## [WORK TO BE COMPLETED]
Leave out the pictures and transcribe the rest of the records exactly.

## [EXTRACTED RECORDS]
** START **
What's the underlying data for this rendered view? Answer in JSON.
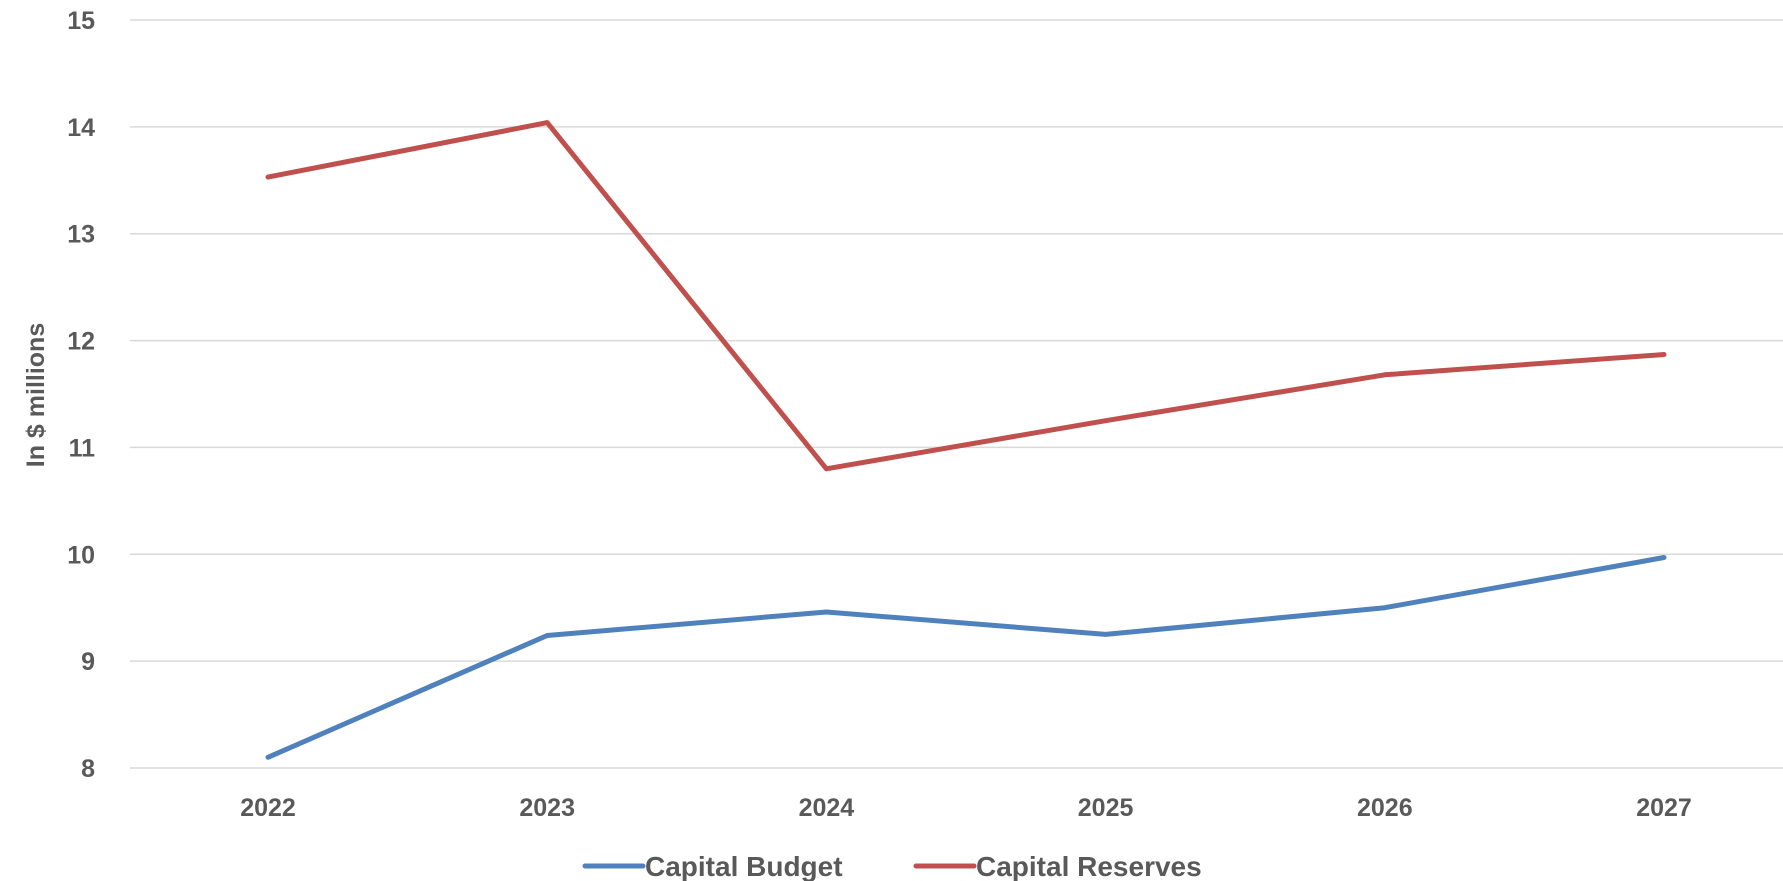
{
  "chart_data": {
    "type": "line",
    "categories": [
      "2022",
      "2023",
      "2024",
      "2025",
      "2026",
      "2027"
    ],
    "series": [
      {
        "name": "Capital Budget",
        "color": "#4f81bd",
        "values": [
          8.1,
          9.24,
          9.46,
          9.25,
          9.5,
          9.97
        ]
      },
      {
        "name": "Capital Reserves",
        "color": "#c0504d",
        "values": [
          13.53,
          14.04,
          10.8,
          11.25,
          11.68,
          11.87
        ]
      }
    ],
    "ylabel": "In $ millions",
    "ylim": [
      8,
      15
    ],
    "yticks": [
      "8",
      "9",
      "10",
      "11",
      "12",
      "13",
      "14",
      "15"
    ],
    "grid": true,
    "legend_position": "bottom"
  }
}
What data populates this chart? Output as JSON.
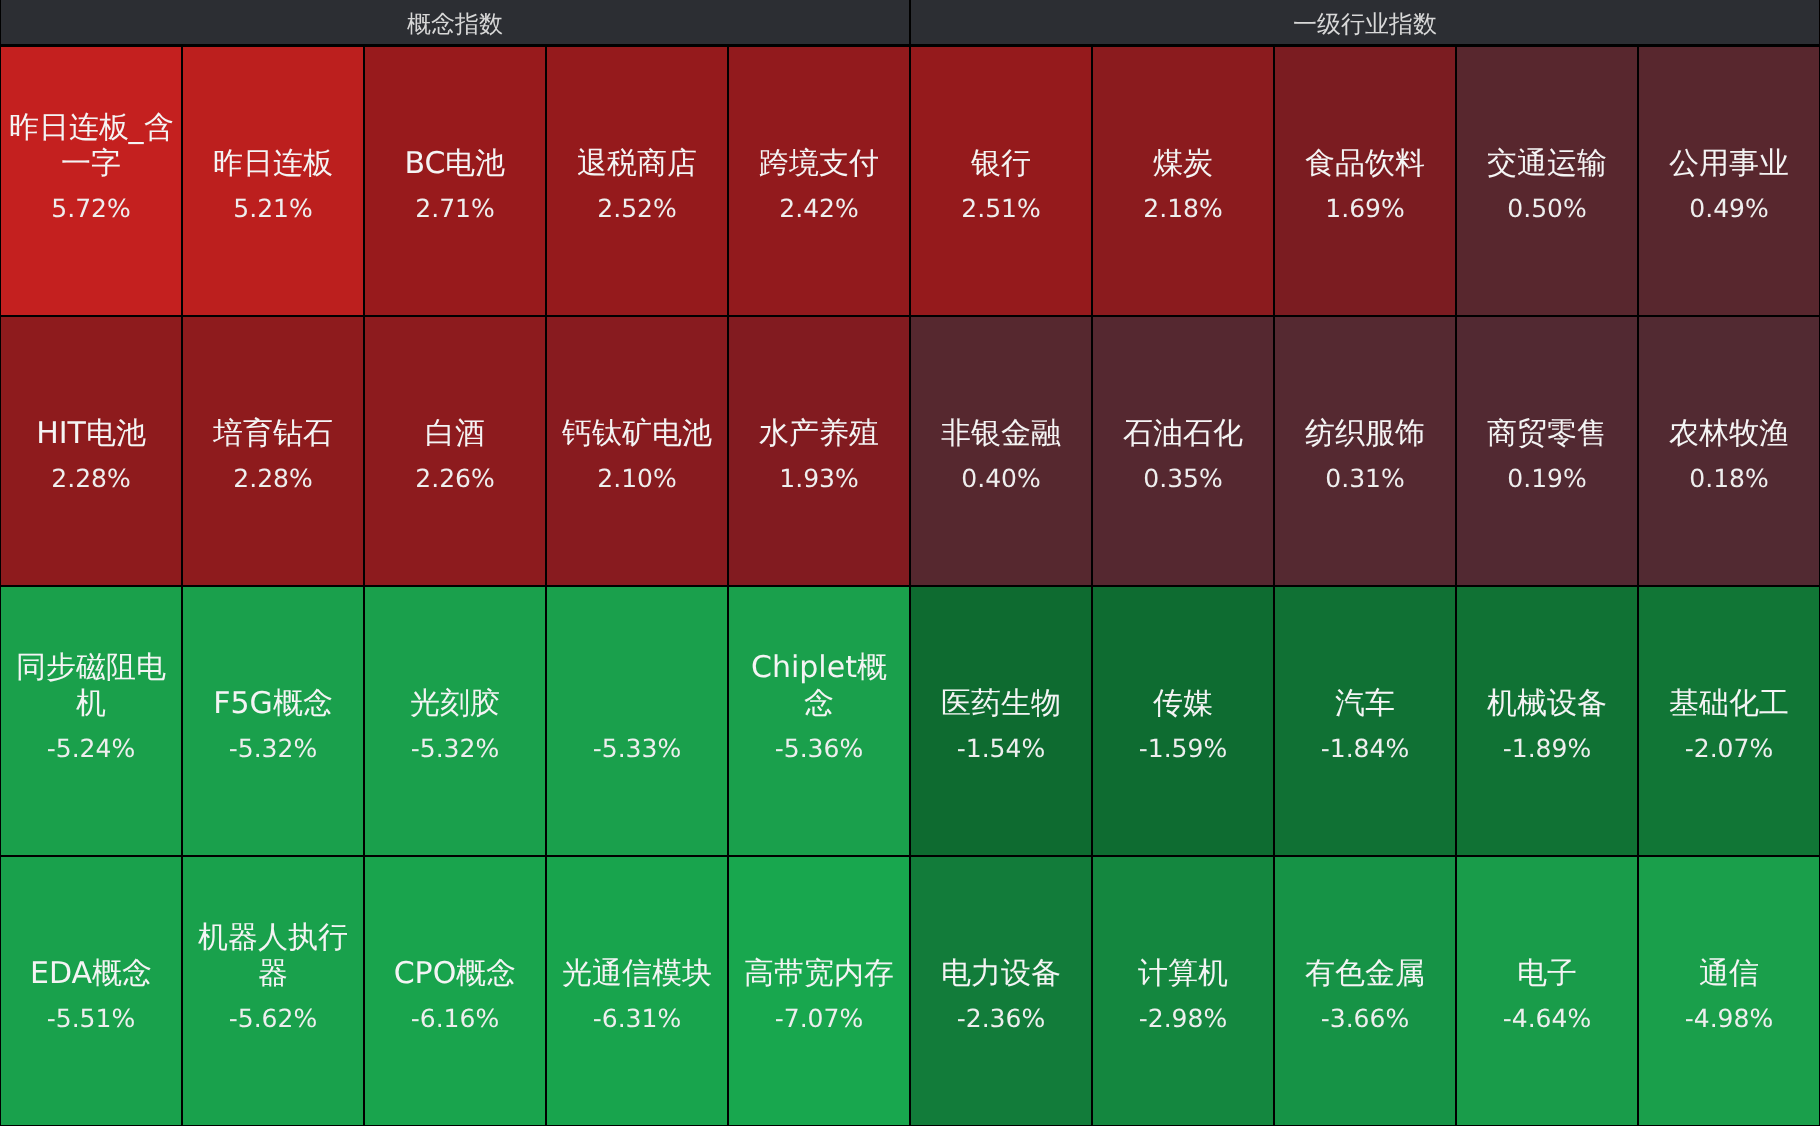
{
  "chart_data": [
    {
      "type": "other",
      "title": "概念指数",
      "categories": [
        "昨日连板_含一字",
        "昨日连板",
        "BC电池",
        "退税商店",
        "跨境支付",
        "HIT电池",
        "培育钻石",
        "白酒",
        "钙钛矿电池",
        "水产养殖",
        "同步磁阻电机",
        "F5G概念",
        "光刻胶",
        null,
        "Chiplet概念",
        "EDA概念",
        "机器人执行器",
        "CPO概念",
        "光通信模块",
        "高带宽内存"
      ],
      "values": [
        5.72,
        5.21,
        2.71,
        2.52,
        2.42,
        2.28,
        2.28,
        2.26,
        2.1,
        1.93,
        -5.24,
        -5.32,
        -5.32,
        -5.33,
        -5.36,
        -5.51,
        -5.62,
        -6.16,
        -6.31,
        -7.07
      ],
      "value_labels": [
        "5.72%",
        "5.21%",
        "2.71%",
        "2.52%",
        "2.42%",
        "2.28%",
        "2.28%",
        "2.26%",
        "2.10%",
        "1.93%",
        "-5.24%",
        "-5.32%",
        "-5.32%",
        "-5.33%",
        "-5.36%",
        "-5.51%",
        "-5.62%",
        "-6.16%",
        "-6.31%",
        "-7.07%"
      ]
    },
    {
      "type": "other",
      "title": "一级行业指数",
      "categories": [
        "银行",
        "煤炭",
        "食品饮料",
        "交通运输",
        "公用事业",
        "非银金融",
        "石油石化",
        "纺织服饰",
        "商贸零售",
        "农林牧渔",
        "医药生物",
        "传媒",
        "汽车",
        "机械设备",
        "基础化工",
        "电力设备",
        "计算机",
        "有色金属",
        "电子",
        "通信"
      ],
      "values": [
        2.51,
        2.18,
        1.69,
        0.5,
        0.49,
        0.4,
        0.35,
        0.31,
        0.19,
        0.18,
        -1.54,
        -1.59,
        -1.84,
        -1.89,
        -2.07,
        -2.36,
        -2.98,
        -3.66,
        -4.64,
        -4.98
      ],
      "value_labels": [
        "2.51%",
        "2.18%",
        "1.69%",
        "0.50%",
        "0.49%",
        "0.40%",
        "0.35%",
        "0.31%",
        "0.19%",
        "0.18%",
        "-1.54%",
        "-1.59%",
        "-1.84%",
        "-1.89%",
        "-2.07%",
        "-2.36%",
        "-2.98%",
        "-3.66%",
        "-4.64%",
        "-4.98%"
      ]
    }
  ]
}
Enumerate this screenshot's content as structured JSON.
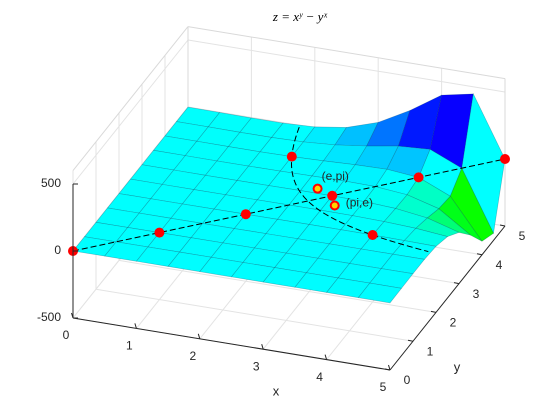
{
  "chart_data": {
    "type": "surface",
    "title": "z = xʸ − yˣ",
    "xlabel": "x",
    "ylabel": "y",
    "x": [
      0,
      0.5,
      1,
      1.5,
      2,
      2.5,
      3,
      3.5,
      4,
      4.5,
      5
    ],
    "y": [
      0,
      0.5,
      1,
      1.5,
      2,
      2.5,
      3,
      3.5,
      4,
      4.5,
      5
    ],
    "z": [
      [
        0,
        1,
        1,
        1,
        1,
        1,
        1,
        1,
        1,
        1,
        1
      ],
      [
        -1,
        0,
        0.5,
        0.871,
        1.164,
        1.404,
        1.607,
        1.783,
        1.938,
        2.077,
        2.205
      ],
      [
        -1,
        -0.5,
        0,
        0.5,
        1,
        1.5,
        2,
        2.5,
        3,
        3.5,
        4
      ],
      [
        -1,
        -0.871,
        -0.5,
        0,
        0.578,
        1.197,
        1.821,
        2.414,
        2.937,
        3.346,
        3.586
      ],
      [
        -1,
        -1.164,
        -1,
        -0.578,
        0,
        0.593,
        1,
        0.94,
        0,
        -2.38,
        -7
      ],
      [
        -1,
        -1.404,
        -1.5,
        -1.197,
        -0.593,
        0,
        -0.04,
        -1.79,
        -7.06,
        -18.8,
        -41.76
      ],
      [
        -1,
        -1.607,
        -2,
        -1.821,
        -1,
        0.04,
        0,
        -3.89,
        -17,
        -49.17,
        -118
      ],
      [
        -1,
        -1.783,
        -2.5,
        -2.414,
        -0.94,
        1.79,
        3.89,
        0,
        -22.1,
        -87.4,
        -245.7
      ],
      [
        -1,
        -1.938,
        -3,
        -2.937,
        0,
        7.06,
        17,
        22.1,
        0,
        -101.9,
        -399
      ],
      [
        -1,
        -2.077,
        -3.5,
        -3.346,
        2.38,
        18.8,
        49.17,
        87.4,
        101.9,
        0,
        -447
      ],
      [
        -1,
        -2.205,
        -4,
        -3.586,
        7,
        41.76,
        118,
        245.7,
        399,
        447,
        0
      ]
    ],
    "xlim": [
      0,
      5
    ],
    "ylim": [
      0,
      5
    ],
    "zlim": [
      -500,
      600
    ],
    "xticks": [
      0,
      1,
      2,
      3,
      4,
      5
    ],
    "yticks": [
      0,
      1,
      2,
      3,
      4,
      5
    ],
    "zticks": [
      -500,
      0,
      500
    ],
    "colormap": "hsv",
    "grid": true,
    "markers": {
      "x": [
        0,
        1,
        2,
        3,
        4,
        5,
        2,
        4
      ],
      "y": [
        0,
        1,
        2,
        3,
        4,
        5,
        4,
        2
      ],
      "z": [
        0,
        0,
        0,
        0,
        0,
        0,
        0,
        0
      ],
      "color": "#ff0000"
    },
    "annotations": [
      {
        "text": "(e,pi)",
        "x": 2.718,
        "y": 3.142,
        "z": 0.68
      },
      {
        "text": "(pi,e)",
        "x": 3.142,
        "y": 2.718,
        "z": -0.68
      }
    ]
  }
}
** END **
## [EXERCISE ANSWER]
What's the underlying data for this rendered view? Answer in JSON.
{
  "chart_data": {
    "type": "line",
    "categories": [
      "2022",
      "2023",
      "2024",
      "2025",
      "2026",
      "2027"
    ],
    "series": [
      {
        "name": "Capital Budget",
        "color": "#4f81bd",
        "values": [
          8.1,
          9.24,
          9.46,
          9.25,
          9.5,
          9.97
        ]
      },
      {
        "name": "Capital Reserves",
        "color": "#c0504d",
        "values": [
          13.53,
          14.04,
          10.8,
          11.25,
          11.68,
          11.87
        ]
      }
    ],
    "ylabel": "In $ millions",
    "ylim": [
      8,
      15
    ],
    "yticks": [
      "8",
      "9",
      "10",
      "11",
      "12",
      "13",
      "14",
      "15"
    ],
    "grid": true,
    "legend_position": "bottom"
  }
}
What data populates this chart? Output as JSON.
{
  "chart_data": [
    {
      "type": "other",
      "title": "概念指数",
      "categories": [
        "昨日连板_含一字",
        "昨日连板",
        "BC电池",
        "退税商店",
        "跨境支付",
        "HIT电池",
        "培育钻石",
        "白酒",
        "钙钛矿电池",
        "水产养殖",
        "同步磁阻电机",
        "F5G概念",
        "光刻胶",
        null,
        "Chiplet概念",
        "EDA概念",
        "机器人执行器",
        "CPO概念",
        "光通信模块",
        "高带宽内存"
      ],
      "values": [
        5.72,
        5.21,
        2.71,
        2.52,
        2.42,
        2.28,
        2.28,
        2.26,
        2.1,
        1.93,
        -5.24,
        -5.32,
        -5.32,
        -5.33,
        -5.36,
        -5.51,
        -5.62,
        -6.16,
        -6.31,
        -7.07
      ],
      "value_labels": [
        "5.72%",
        "5.21%",
        "2.71%",
        "2.52%",
        "2.42%",
        "2.28%",
        "2.28%",
        "2.26%",
        "2.10%",
        "1.93%",
        "-5.24%",
        "-5.32%",
        "-5.32%",
        "-5.33%",
        "-5.36%",
        "-5.51%",
        "-5.62%",
        "-6.16%",
        "-6.31%",
        "-7.07%"
      ]
    },
    {
      "type": "other",
      "title": "一级行业指数",
      "categories": [
        "银行",
        "煤炭",
        "食品饮料",
        "交通运输",
        "公用事业",
        "非银金融",
        "石油石化",
        "纺织服饰",
        "商贸零售",
        "农林牧渔",
        "医药生物",
        "传媒",
        "汽车",
        "机械设备",
        "基础化工",
        "电力设备",
        "计算机",
        "有色金属",
        "电子",
        "通信"
      ],
      "values": [
        2.51,
        2.18,
        1.69,
        0.5,
        0.49,
        0.4,
        0.35,
        0.31,
        0.19,
        0.18,
        -1.54,
        -1.59,
        -1.84,
        -1.89,
        -2.07,
        -2.36,
        -2.98,
        -3.66,
        -4.64,
        -4.98
      ],
      "value_labels": [
        "2.51%",
        "2.18%",
        "1.69%",
        "0.50%",
        "0.49%",
        "0.40%",
        "0.35%",
        "0.31%",
        "0.19%",
        "0.18%",
        "-1.54%",
        "-1.59%",
        "-1.84%",
        "-1.89%",
        "-2.07%",
        "-2.36%",
        "-2.98%",
        "-3.66%",
        "-4.64%",
        "-4.98%"
      ]
    }
  ]
}
Enumerate this screenshot's content as structured JSON.
{
  "chart_data": {
    "type": "surface",
    "title": "z = xʸ − yˣ",
    "xlabel": "x",
    "ylabel": "y",
    "x": [
      0,
      0.5,
      1,
      1.5,
      2,
      2.5,
      3,
      3.5,
      4,
      4.5,
      5
    ],
    "y": [
      0,
      0.5,
      1,
      1.5,
      2,
      2.5,
      3,
      3.5,
      4,
      4.5,
      5
    ],
    "z": [
      [
        0,
        1,
        1,
        1,
        1,
        1,
        1,
        1,
        1,
        1,
        1
      ],
      [
        -1,
        0,
        0.5,
        0.871,
        1.164,
        1.404,
        1.607,
        1.783,
        1.938,
        2.077,
        2.205
      ],
      [
        -1,
        -0.5,
        0,
        0.5,
        1,
        1.5,
        2,
        2.5,
        3,
        3.5,
        4
      ],
      [
        -1,
        -0.871,
        -0.5,
        0,
        0.578,
        1.197,
        1.821,
        2.414,
        2.937,
        3.346,
        3.586
      ],
      [
        -1,
        -1.164,
        -1,
        -0.578,
        0,
        0.593,
        1,
        0.94,
        0,
        -2.38,
        -7
      ],
      [
        -1,
        -1.404,
        -1.5,
        -1.197,
        -0.593,
        0,
        -0.04,
        -1.79,
        -7.06,
        -18.8,
        -41.76
      ],
      [
        -1,
        -1.607,
        -2,
        -1.821,
        -1,
        0.04,
        0,
        -3.89,
        -17,
        -49.17,
        -118
      ],
      [
        -1,
        -1.783,
        -2.5,
        -2.414,
        -0.94,
        1.79,
        3.89,
        0,
        -22.1,
        -87.4,
        -245.7
      ],
      [
        -1,
        -1.938,
        -3,
        -2.937,
        0,
        7.06,
        17,
        22.1,
        0,
        -101.9,
        -399
      ],
      [
        -1,
        -2.077,
        -3.5,
        -3.346,
        2.38,
        18.8,
        49.17,
        87.4,
        101.9,
        0,
        -447
      ],
      [
        -1,
        -2.205,
        -4,
        -3.586,
        7,
        41.76,
        118,
        245.7,
        399,
        447,
        0
      ]
    ],
    "xlim": [
      0,
      5
    ],
    "ylim": [
      0,
      5
    ],
    "zlim": [
      -500,
      600
    ],
    "xticks": [
      0,
      1,
      2,
      3,
      4,
      5
    ],
    "yticks": [
      0,
      1,
      2,
      3,
      4,
      5
    ],
    "zticks": [
      -500,
      0,
      500
    ],
    "colormap": "hsv",
    "grid": true,
    "markers": {
      "x": [
        0,
        1,
        2,
        3,
        4,
        5,
        2,
        4
      ],
      "y": [
        0,
        1,
        2,
        3,
        4,
        5,
        4,
        2
      ],
      "z": [
        0,
        0,
        0,
        0,
        0,
        0,
        0,
        0
      ],
      "color": "#ff0000"
    },
    "annotations": [
      {
        "text": "(e,pi)",
        "x": 2.718,
        "y": 3.142,
        "z": 0.68
      },
      {
        "text": "(pi,e)",
        "x": 3.142,
        "y": 2.718,
        "z": -0.68
      }
    ]
  }
}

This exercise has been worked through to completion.